◆ Task to complete ◆
Check each line of the material below for "What", then copy the ones that contain it.

◆ Records provided ◆

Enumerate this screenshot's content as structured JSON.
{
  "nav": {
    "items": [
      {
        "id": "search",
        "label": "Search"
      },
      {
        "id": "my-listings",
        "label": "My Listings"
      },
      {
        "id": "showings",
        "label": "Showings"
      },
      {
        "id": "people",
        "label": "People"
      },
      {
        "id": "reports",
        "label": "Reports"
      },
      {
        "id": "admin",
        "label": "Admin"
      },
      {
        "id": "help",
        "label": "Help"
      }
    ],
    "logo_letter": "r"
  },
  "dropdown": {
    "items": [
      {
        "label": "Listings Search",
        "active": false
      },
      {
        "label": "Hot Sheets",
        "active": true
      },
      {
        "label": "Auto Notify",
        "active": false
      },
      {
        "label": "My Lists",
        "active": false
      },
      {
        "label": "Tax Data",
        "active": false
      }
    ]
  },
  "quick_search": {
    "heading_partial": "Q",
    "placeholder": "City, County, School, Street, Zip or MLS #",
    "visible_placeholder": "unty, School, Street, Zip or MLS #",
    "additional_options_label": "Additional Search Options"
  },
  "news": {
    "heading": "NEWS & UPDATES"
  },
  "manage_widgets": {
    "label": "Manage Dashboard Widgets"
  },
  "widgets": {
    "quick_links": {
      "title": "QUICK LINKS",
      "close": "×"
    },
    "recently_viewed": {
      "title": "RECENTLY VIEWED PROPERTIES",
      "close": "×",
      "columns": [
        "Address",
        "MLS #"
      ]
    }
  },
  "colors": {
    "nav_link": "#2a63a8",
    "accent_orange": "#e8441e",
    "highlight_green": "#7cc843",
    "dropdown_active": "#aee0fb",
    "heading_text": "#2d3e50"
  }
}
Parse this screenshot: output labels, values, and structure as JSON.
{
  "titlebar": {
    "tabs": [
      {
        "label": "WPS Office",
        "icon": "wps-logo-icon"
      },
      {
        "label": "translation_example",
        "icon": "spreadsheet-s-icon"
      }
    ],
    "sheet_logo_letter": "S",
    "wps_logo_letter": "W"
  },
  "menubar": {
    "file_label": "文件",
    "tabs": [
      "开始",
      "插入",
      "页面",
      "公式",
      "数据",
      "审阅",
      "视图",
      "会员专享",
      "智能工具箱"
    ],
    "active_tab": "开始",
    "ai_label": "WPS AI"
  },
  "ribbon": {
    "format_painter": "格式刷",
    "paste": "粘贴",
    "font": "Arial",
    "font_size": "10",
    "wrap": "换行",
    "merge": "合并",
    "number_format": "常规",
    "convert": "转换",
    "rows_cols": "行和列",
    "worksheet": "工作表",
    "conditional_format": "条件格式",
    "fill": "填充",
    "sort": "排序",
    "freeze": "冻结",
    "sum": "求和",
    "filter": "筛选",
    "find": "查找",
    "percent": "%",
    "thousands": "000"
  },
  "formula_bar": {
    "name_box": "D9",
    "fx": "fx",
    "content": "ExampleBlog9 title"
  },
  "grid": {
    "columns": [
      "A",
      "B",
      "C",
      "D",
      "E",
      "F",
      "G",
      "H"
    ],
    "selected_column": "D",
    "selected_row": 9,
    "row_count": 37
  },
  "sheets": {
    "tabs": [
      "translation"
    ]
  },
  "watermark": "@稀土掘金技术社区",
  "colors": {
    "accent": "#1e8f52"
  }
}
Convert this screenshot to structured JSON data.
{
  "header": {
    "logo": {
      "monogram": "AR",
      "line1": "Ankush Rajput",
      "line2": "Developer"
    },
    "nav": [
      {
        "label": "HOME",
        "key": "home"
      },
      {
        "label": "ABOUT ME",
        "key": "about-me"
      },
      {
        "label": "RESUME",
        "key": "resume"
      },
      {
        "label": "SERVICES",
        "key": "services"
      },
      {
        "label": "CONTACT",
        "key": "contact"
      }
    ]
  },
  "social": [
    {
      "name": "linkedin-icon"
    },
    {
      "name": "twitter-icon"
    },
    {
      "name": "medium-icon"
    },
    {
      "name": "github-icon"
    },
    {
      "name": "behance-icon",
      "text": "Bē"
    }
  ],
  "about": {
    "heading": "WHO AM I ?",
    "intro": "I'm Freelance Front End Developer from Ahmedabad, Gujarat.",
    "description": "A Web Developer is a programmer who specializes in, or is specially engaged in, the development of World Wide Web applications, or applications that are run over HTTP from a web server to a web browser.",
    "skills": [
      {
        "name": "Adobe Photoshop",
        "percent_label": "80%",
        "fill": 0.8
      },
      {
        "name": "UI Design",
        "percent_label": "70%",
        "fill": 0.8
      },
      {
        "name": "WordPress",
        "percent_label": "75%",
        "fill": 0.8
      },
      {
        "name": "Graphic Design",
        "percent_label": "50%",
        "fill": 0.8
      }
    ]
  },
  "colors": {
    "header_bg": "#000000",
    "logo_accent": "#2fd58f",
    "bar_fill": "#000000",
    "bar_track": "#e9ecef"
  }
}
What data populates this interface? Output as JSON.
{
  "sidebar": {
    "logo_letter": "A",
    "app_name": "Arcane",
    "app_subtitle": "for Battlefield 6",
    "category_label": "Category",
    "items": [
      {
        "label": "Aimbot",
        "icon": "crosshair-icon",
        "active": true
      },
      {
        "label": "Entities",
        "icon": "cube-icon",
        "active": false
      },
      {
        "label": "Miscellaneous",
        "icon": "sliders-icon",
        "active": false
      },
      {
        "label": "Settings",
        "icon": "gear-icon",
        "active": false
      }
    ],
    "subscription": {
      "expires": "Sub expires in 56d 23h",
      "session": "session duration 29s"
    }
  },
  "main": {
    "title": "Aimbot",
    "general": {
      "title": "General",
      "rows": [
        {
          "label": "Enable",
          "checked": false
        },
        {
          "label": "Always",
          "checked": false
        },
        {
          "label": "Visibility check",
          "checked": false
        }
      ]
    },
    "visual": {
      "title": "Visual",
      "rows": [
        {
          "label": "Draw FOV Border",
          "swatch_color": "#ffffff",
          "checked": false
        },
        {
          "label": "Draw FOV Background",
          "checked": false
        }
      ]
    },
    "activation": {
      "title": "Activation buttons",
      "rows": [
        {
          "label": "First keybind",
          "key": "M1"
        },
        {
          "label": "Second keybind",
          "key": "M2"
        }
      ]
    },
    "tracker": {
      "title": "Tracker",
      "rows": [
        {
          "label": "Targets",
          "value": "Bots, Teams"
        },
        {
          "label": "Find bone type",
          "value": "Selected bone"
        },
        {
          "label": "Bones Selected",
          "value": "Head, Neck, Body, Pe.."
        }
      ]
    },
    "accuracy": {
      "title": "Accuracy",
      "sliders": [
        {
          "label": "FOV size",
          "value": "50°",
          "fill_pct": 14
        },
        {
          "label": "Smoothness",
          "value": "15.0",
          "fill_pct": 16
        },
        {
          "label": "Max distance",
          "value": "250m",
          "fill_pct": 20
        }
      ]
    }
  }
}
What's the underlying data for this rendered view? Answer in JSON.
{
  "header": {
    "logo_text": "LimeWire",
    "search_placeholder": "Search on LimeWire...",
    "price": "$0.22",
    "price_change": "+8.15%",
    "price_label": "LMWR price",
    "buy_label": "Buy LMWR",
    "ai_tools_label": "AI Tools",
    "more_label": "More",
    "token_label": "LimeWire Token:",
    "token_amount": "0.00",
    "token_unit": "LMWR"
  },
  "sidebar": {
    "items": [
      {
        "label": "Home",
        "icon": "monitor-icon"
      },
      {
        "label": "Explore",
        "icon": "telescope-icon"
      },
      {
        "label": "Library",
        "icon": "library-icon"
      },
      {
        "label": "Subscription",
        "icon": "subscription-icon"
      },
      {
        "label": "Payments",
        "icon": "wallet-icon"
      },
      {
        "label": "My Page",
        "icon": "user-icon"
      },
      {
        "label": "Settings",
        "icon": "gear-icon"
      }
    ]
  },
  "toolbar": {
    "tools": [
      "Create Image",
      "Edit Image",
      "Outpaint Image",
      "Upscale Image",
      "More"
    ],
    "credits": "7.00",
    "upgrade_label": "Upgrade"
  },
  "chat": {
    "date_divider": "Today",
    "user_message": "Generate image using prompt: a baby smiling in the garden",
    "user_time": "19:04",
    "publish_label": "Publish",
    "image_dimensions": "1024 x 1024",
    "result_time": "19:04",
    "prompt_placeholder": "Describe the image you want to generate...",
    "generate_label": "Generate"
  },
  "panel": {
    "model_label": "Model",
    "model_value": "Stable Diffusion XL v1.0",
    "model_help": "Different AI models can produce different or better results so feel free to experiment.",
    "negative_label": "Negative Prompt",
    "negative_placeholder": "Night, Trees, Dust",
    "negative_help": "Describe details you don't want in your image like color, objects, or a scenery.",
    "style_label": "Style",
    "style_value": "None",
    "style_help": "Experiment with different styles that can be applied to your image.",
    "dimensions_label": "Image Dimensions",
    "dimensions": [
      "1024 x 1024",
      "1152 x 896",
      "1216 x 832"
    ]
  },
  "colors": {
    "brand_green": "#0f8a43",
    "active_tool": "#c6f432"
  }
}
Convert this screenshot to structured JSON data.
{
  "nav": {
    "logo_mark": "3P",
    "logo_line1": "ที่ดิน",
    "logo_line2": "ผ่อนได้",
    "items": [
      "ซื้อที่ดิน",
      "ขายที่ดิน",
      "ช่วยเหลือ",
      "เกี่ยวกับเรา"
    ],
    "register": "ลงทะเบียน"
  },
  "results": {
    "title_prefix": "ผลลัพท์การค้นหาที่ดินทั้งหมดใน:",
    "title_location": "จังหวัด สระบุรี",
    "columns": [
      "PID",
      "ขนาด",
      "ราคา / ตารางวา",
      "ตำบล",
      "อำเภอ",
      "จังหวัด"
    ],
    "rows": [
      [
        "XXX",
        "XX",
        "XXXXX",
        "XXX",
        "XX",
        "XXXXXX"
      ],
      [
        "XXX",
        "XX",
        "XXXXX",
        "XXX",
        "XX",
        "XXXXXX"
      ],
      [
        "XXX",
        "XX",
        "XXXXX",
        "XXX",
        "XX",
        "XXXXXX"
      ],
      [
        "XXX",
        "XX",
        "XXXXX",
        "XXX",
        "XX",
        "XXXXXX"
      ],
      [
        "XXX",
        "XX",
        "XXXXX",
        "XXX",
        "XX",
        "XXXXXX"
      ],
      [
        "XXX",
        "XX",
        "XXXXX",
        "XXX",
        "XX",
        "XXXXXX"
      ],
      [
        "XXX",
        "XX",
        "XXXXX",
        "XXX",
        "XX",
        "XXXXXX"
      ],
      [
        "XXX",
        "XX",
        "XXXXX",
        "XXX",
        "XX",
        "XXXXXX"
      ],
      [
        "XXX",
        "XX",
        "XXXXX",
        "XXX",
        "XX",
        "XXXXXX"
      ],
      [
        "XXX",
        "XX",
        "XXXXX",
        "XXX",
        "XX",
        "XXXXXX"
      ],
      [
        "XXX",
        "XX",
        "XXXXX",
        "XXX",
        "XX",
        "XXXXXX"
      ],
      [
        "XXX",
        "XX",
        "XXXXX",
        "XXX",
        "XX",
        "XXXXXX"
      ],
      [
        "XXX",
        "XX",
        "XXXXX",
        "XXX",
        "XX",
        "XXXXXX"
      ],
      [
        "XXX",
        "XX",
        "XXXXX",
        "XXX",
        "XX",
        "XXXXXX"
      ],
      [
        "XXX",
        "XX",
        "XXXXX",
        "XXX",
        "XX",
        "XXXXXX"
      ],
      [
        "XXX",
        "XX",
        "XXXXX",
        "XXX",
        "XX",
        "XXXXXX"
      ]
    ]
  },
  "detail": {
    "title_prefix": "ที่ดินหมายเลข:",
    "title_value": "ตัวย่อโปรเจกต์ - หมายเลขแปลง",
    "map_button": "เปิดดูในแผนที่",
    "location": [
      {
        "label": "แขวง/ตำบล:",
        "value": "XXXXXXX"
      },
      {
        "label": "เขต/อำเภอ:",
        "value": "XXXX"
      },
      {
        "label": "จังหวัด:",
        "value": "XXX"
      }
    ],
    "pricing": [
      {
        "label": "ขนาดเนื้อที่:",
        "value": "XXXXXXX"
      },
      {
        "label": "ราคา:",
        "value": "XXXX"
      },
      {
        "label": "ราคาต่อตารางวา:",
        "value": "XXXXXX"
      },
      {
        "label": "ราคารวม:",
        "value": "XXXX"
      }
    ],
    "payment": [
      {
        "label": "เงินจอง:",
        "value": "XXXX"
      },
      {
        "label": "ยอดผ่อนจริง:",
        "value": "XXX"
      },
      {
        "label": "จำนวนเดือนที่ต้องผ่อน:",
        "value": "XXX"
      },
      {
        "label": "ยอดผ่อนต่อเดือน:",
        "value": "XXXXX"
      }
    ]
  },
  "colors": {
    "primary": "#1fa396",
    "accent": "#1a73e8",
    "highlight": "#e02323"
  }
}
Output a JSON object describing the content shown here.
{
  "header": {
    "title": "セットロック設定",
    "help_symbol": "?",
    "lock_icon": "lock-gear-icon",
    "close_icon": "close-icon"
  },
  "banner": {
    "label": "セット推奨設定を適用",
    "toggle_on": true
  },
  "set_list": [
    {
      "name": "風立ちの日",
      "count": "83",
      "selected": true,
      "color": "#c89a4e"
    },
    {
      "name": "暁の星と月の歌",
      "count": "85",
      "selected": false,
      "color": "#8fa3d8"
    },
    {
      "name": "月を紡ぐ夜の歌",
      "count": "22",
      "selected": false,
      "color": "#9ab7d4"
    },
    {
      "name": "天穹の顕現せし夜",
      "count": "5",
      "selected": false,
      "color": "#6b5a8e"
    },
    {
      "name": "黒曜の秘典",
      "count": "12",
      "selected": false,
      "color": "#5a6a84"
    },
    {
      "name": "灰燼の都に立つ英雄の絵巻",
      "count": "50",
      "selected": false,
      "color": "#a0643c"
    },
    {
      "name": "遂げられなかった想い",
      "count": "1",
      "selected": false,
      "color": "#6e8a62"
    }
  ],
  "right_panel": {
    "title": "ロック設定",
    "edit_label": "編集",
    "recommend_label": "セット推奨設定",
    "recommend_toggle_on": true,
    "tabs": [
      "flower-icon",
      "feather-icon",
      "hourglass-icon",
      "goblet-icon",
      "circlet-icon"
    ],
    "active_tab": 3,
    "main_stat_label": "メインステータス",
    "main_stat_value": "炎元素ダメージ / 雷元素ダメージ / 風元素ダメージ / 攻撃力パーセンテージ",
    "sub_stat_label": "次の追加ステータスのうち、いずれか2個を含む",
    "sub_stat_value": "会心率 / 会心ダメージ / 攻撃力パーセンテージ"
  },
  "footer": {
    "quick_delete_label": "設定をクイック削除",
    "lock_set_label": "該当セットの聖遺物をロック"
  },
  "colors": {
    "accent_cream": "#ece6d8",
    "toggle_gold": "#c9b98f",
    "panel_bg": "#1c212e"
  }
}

◆ Reply to the exercise ◆
What data populates this interface? Output as JSON.
What's the underlying data for this rendered view? Answer in JSON.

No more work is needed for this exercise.